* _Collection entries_
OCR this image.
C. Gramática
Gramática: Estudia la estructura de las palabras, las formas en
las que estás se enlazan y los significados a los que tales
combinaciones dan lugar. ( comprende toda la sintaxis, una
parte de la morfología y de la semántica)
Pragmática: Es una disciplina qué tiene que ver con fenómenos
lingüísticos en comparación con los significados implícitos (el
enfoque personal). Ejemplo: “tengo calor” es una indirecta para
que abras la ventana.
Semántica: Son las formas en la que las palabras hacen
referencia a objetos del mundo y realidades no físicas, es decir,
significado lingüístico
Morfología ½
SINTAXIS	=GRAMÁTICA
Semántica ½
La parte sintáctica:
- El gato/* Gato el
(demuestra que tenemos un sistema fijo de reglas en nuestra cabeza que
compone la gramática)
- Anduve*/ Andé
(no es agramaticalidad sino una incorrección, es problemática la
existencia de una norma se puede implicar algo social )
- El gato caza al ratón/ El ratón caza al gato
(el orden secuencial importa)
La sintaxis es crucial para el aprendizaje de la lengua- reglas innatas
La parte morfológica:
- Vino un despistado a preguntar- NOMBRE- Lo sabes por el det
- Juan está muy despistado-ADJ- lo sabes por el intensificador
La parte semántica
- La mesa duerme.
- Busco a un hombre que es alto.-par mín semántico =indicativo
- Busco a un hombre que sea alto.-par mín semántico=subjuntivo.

* _DIRECTIVE_
Return all lines containing "palabras".

* _EXERCISE ANSWER_
Gramática: Estudia la estructura de las palabras, las formas en
Semántica: Son las formas en la que las palabras hacen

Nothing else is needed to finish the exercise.